[START]

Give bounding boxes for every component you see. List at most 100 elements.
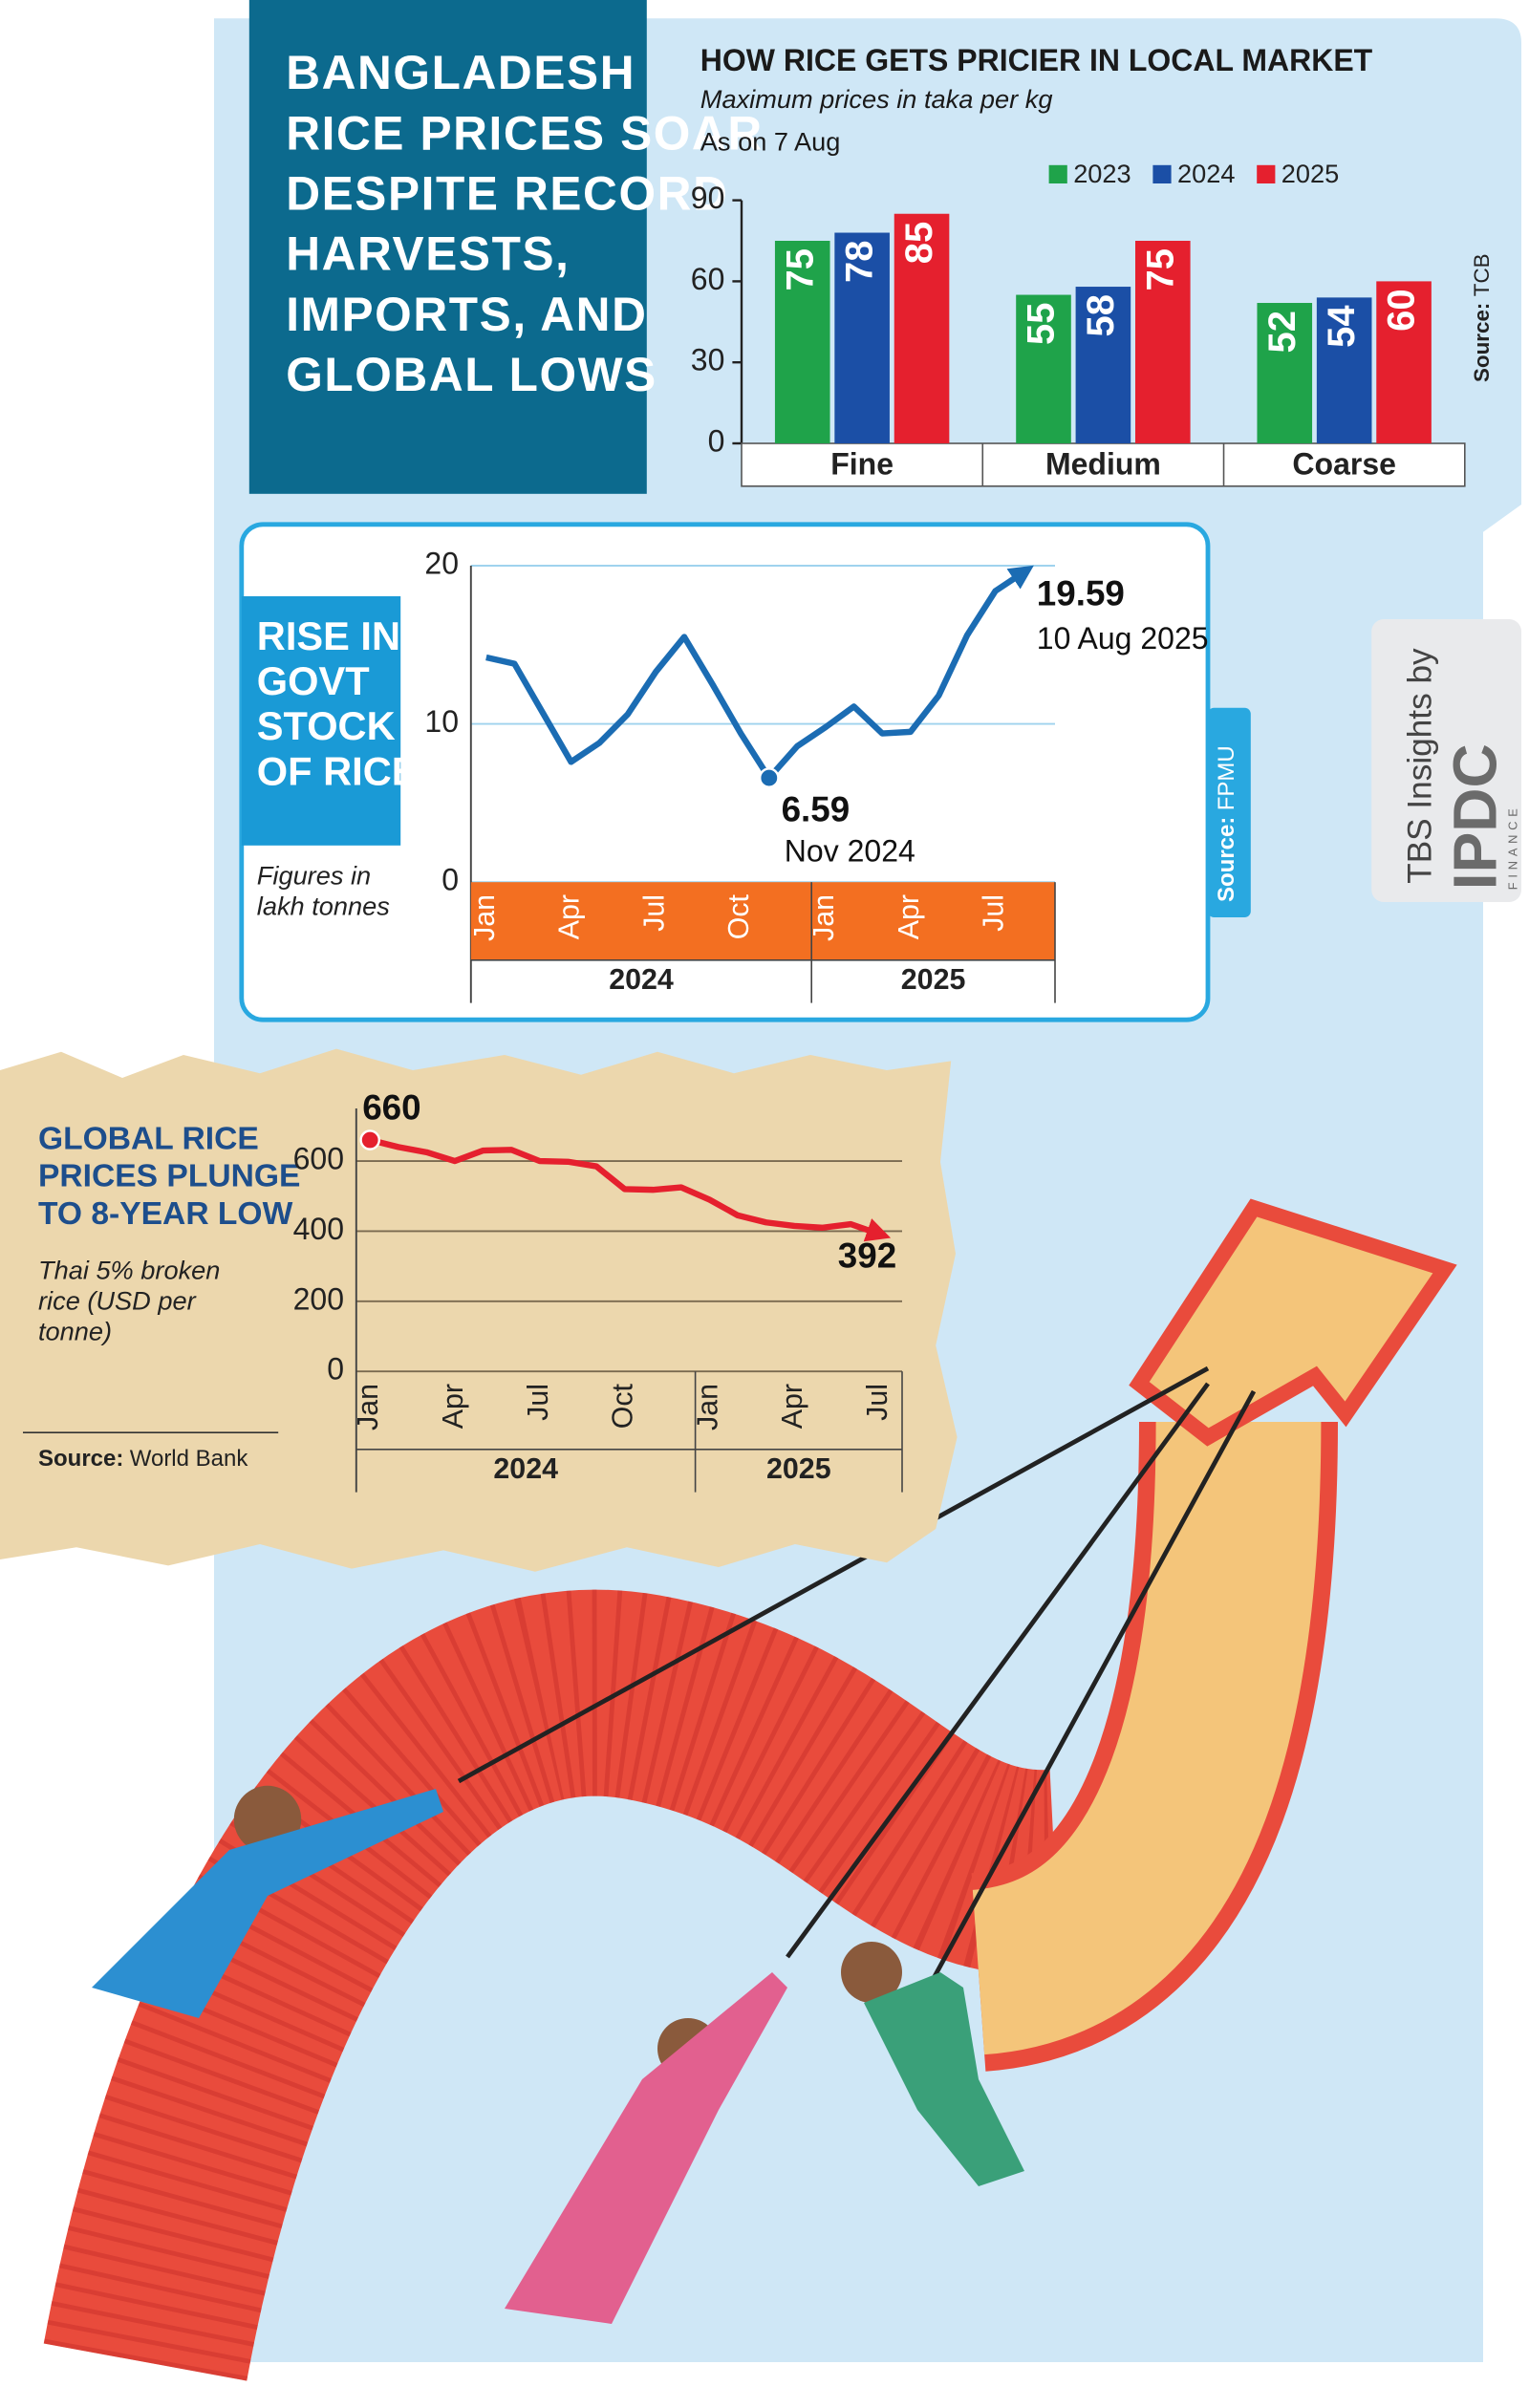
branding-logo-sub: FINANCE [1505,804,1519,890]
stock-title-box [241,596,401,846]
y-tick-label: 200 [293,1281,344,1316]
value-label: 660 [362,1087,420,1127]
charts: HOW RICE GETS PRICIER IN LOCAL MARKET Max… [23,43,1494,1493]
group-label: 2024 [609,963,674,996]
y-tick-label: 30 [691,343,725,377]
headline-box [248,0,647,494]
y-tick-label: 0 [327,1352,344,1387]
headline-line: DESPITE RECORD [286,167,728,221]
chart-title: PRICES PLUNGE [38,1159,300,1194]
legend-label: 2025 [1281,159,1339,188]
chart-note: Figures in [257,861,371,891]
bar [1135,241,1191,443]
chart-title: GOVT [257,658,370,703]
source: Source: TCB [1470,253,1494,382]
y-tick-label: 600 [293,1141,344,1175]
value-label: 75 [1139,248,1181,291]
chart-note: Thai 5% broken [38,1255,220,1284]
bar [1016,294,1071,443]
value-label: 60 [1381,289,1423,332]
x-tick-label: Apr [437,1384,469,1429]
bar [774,241,830,443]
x-tick-label: Oct [607,1383,639,1429]
x-axis-band [470,882,1055,960]
bar [834,232,890,443]
branding-logo: IPDC [1441,743,1510,890]
source-text: FPMU [1214,745,1239,810]
source-label: Source: [1470,303,1494,382]
y-tick-label: 20 [424,546,459,580]
x-tick-label: Jan [468,894,501,941]
branding-by: TBS Insights by [1401,648,1438,884]
legend-swatch [1152,164,1172,183]
y-tick-label: 0 [441,863,459,897]
source: Source: FPMU [1214,745,1239,902]
source-label: Source: [1214,817,1239,902]
headline-line: IMPORTS, AND [286,288,647,341]
source-text: World Bank [130,1446,249,1472]
bar [1257,303,1313,443]
value-label: 55 [1021,303,1063,346]
annotation: 10 Aug 2025 [1037,621,1209,656]
branding-box [1371,619,1521,902]
group-label: 2025 [901,963,966,996]
value-label: 52 [1261,311,1303,354]
value-label: 78 [839,241,881,284]
value-label: 58 [1080,294,1122,337]
chart-note: lakh tonnes [257,892,390,921]
y-tick-label: 60 [691,262,725,296]
legend-swatch [1048,164,1067,183]
x-tick-label: Jul [861,1384,894,1421]
bar [1075,287,1131,443]
x-tick-label: Fine [830,446,894,481]
x-tick-label: Jul [522,1384,554,1421]
x-tick-label: Jan [352,1384,384,1430]
chart-title: HOW RICE GETS PRICIER IN LOCAL MARKET [700,43,1373,77]
headline-line: RICE PRICES SOAR [286,106,764,160]
source-label: Source: [38,1446,123,1472]
stock-source-tab [1208,707,1251,917]
x-tick-label: Jan [691,1384,723,1430]
x-tick-label: Medium [1045,446,1161,481]
headline: BANGLADESH RICE PRICES SOAR DESPITE RECORD… [286,46,764,401]
legend-label: 2023 [1073,159,1131,188]
chart-note: rice (USD per [38,1285,197,1315]
bar [894,213,950,443]
headline-line: GLOBAL LOWS [286,348,657,401]
y-tick-label: 90 [691,181,725,215]
x-axis-band [741,442,1466,487]
chart-title: STOCK [257,703,396,748]
x-tick-label: Coarse [1292,446,1396,481]
chart-title: GLOBAL RICE [38,1121,259,1156]
y-tick-label: 400 [293,1212,344,1246]
headline-line: BANGLADESH [286,46,635,99]
annotation: Nov 2024 [785,833,915,868]
line [369,1136,892,1242]
illustration [43,1198,1457,2381]
x-tick-label: Apr [893,894,925,939]
point [759,767,780,788]
group-label: 2025 [766,1452,831,1485]
chart-note: As on 7 Aug [700,127,841,157]
value-label: 19.59 [1037,574,1125,613]
legend-swatch [1257,164,1276,183]
legend-label: 2024 [1177,159,1235,188]
x-tick-label: Jan [808,894,840,941]
x-tick-label: Jul [637,894,670,932]
paper-background [0,1048,958,1572]
value-label: 75 [779,248,821,291]
x-tick-label: Apr [776,1384,808,1429]
bar [1316,297,1372,443]
value-label: 6.59 [782,789,851,828]
source: Source: World Bank [38,1446,248,1472]
chart-note: tonne) [38,1316,112,1345]
source-text: TCB [1470,253,1494,296]
x-tick-label: Jul [978,894,1010,932]
chart-subtitle: Maximum prices in taka per kg [700,84,1053,114]
value-label: 54 [1321,305,1363,348]
chart-title: RISE IN [257,613,400,658]
y-tick-label: 0 [708,423,725,458]
chart-title: OF RICE [257,748,419,793]
value-label: 85 [898,222,940,265]
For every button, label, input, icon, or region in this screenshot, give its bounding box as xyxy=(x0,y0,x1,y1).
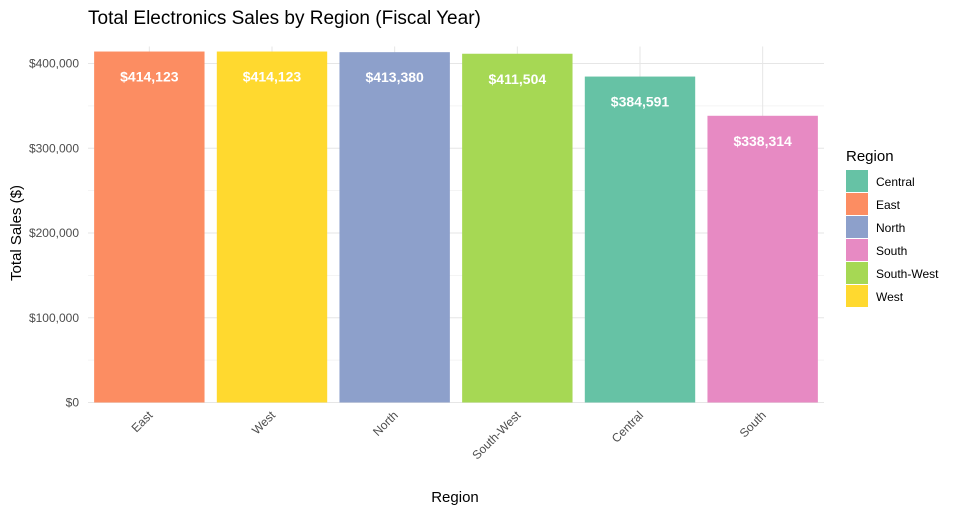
legend: Region Central East North South South-West We… xyxy=(846,148,939,307)
legend-label: North xyxy=(876,221,905,235)
bar xyxy=(584,76,696,403)
y-tick-label: $300,000 xyxy=(29,141,79,155)
bar-value-label: $338,314 xyxy=(733,133,792,149)
y-tick-label: $0 xyxy=(66,396,80,410)
x-tick-label: South-West xyxy=(469,408,524,463)
legend-swatch xyxy=(846,239,868,261)
bar-value-label: $414,123 xyxy=(120,69,179,85)
chart-title: Total Electronics Sales by Region (Fisca… xyxy=(88,8,481,29)
legend-swatch xyxy=(846,170,868,192)
bar xyxy=(216,51,328,403)
legend-label: West xyxy=(876,290,904,304)
y-tick-label: $400,000 xyxy=(29,57,79,71)
y-axis-title: Total Sales ($) xyxy=(8,185,25,281)
x-tick-label: West xyxy=(249,408,279,438)
bar-value-label: $411,504 xyxy=(489,71,547,87)
legend-label: South xyxy=(876,244,907,258)
x-tick-label: Central xyxy=(609,408,646,445)
legend-title: Region xyxy=(846,148,894,165)
bar xyxy=(707,115,818,403)
legend-swatch xyxy=(846,216,868,238)
y-tick-label: $200,000 xyxy=(29,226,79,240)
legend-label: Central xyxy=(876,175,915,189)
legend-swatch xyxy=(846,285,868,307)
x-tick-label: East xyxy=(129,408,156,435)
legend-swatch xyxy=(846,193,868,215)
y-tick-label: $100,000 xyxy=(29,311,79,325)
bar-value-label: $413,380 xyxy=(365,69,424,85)
bar xyxy=(339,52,450,403)
x-axis-title: Region xyxy=(431,489,479,506)
legend-label: South-West xyxy=(876,267,939,281)
legend-label: East xyxy=(876,198,901,212)
x-tick-label: South xyxy=(737,408,769,440)
bar-value-label: $384,591 xyxy=(611,94,670,110)
bars: $414,123 $414,123 $413,380 $411,504 $384,591… xyxy=(94,51,818,403)
bar xyxy=(462,53,573,403)
bar-value-label: $414,123 xyxy=(243,69,302,85)
x-tick-label: North xyxy=(370,408,401,439)
bar xyxy=(94,51,205,403)
legend-swatch xyxy=(846,262,868,284)
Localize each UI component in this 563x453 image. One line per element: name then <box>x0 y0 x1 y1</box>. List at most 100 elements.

[END]

_The task_
Copy out the rows from the one containing "legend: Region Central" through the one containing "bar-value-label: $414,123 xyxy=(120,69,179,85)", both included, without changing a character.

_Written solution_
legend: Region Central East North South South-West We… xyxy=(846,148,939,307)
legend-label: North xyxy=(876,221,905,235)
bar xyxy=(584,76,696,403)
y-tick-label: $300,000 xyxy=(29,141,79,155)
bar-value-label: $338,314 xyxy=(733,133,792,149)
y-tick-label: $0 xyxy=(66,396,80,410)
x-tick-label: South-West xyxy=(469,408,524,463)
legend-swatch xyxy=(846,239,868,261)
bar-value-label: $414,123 xyxy=(120,69,179,85)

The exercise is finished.